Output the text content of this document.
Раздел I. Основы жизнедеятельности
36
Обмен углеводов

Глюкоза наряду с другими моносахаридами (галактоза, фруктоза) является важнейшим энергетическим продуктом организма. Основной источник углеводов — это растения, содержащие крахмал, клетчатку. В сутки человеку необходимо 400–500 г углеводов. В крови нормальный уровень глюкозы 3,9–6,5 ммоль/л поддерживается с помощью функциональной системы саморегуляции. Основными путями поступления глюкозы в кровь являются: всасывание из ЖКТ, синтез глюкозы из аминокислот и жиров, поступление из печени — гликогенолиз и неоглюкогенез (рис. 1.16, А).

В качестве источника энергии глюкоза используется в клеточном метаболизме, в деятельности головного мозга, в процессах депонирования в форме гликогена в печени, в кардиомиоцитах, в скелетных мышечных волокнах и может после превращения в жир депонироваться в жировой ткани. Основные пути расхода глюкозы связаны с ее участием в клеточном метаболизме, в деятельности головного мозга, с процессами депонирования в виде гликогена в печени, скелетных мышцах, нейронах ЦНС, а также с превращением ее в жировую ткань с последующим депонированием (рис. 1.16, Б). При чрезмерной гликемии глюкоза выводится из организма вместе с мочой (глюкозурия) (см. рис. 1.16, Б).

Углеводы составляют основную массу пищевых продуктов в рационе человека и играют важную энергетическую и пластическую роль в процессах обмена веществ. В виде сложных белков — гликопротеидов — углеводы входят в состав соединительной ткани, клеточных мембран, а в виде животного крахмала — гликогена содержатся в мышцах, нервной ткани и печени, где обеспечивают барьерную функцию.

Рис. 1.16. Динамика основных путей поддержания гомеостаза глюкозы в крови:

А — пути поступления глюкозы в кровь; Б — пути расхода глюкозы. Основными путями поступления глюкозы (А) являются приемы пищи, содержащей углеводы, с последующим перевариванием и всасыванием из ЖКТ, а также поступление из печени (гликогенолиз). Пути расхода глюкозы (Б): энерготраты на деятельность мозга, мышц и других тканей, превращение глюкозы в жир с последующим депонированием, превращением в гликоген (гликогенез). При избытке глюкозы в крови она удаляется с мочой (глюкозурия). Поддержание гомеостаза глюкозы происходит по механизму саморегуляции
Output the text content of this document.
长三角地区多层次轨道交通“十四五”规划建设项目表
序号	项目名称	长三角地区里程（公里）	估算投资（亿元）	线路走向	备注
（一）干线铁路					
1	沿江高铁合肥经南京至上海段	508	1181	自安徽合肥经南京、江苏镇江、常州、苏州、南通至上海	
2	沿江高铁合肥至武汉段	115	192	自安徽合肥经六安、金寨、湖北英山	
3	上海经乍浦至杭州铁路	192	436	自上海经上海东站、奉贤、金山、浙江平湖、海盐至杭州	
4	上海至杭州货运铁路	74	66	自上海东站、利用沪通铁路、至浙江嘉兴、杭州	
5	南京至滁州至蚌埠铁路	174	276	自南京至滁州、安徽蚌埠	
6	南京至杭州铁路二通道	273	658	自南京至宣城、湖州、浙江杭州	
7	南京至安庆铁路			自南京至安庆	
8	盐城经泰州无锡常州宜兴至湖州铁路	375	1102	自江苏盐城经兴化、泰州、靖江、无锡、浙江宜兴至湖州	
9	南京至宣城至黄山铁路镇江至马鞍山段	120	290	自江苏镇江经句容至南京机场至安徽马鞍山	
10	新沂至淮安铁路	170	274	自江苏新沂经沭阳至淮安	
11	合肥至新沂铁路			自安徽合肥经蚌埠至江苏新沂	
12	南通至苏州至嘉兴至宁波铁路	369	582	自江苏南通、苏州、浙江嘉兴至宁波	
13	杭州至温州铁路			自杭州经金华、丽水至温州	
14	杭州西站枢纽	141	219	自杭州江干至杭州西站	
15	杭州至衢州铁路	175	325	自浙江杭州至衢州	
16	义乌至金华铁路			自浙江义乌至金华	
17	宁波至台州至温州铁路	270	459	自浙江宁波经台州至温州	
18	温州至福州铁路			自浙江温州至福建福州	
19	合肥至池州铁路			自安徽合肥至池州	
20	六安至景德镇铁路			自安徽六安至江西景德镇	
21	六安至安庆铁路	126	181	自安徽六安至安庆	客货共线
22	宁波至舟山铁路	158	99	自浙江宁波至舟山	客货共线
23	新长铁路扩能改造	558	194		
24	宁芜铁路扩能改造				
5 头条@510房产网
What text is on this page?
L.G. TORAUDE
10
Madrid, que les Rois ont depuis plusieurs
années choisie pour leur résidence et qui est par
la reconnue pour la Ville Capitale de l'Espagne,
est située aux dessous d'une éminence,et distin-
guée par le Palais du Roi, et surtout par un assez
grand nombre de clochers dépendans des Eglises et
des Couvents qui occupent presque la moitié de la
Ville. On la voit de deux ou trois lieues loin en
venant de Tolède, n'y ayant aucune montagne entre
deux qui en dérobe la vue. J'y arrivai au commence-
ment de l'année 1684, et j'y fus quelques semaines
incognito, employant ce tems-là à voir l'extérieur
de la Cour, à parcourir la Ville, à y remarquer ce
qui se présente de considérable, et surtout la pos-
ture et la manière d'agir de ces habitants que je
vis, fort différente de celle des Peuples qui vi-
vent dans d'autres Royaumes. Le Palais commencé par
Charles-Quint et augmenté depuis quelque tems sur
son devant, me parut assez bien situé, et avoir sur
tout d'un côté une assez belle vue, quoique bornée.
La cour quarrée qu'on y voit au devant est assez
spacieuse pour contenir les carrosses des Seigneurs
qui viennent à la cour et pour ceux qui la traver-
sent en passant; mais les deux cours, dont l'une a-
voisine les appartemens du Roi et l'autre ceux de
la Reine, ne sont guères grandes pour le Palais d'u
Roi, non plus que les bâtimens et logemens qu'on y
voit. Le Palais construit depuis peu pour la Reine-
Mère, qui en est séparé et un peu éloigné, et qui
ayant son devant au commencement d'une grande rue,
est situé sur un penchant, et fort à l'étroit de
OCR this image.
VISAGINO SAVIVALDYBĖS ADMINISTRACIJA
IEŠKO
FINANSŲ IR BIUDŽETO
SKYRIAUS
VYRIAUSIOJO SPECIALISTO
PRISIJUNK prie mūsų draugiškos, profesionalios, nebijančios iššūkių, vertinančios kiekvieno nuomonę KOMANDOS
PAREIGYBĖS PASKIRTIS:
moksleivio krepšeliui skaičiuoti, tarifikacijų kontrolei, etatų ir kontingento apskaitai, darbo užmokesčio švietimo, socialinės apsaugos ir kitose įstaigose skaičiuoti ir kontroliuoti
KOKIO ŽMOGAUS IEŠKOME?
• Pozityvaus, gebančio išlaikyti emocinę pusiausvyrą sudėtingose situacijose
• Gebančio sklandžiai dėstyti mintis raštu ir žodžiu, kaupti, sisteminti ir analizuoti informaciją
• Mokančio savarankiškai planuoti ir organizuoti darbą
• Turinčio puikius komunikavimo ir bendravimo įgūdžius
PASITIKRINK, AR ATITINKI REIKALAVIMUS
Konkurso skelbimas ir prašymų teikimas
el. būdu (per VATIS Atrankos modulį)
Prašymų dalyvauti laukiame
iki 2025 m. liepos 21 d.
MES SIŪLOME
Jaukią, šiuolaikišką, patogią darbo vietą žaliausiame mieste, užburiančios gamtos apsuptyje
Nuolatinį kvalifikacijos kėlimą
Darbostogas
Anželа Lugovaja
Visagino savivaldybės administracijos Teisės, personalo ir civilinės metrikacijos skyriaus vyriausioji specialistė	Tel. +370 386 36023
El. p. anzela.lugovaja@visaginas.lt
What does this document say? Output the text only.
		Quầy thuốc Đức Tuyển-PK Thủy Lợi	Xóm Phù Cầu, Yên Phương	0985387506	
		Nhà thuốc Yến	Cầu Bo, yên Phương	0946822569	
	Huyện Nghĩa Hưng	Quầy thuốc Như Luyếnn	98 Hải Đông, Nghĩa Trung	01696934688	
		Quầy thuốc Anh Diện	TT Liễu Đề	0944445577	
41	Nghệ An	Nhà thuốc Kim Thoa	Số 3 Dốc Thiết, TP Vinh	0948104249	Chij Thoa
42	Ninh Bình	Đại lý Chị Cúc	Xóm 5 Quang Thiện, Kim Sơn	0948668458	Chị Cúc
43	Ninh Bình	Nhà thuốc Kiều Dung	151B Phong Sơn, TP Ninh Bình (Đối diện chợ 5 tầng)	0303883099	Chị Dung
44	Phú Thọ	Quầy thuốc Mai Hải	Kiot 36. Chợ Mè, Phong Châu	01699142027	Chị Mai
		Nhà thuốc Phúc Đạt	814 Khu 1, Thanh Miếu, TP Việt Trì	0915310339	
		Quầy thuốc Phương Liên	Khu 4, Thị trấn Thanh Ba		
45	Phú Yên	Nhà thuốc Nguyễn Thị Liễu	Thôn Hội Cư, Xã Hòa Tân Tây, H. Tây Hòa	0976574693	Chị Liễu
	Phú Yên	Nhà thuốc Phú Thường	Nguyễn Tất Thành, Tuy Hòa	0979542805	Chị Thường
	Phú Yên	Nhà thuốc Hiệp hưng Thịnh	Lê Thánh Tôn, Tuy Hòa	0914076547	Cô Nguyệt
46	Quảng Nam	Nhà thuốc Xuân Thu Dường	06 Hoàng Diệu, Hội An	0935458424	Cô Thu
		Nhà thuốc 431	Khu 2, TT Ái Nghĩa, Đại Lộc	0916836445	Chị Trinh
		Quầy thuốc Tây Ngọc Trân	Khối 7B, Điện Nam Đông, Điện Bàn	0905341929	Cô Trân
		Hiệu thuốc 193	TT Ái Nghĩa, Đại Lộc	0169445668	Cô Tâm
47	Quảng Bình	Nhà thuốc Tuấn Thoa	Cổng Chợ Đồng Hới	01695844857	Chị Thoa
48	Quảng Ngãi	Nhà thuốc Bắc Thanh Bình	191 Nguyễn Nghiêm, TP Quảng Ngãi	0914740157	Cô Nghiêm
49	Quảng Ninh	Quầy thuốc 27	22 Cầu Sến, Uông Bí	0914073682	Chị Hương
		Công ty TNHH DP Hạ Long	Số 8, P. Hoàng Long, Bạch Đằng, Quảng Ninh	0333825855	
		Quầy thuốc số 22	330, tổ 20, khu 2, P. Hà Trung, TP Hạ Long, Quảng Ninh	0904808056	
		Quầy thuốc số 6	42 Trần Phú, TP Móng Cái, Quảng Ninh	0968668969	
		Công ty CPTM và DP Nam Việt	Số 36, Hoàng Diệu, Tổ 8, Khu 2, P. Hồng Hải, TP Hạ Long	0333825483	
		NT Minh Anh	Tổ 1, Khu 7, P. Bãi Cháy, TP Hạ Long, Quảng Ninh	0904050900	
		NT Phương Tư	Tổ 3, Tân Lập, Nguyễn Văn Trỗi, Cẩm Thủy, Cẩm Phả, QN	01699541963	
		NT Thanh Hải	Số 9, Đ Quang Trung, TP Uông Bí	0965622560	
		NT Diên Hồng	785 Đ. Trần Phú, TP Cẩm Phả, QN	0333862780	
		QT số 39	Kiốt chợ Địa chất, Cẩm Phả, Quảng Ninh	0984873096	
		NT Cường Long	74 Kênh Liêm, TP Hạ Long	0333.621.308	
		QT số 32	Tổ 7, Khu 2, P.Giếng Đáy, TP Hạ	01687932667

- - -

* TASK TO CARRY OUT
Pick out the lines above that hold the string "Đông" and show them.

* TASK SOLUTION
	Huyện Nghĩa Hưng	Quầy thuốc Như Luyếnn	98 Hải Đông, Nghĩa Trung	01696934688	
		Quầy thuốc Tây Ngọc Trân	Khối 7B, Điện Nam Đông, Điện Bàn	0905341929	Cô Trân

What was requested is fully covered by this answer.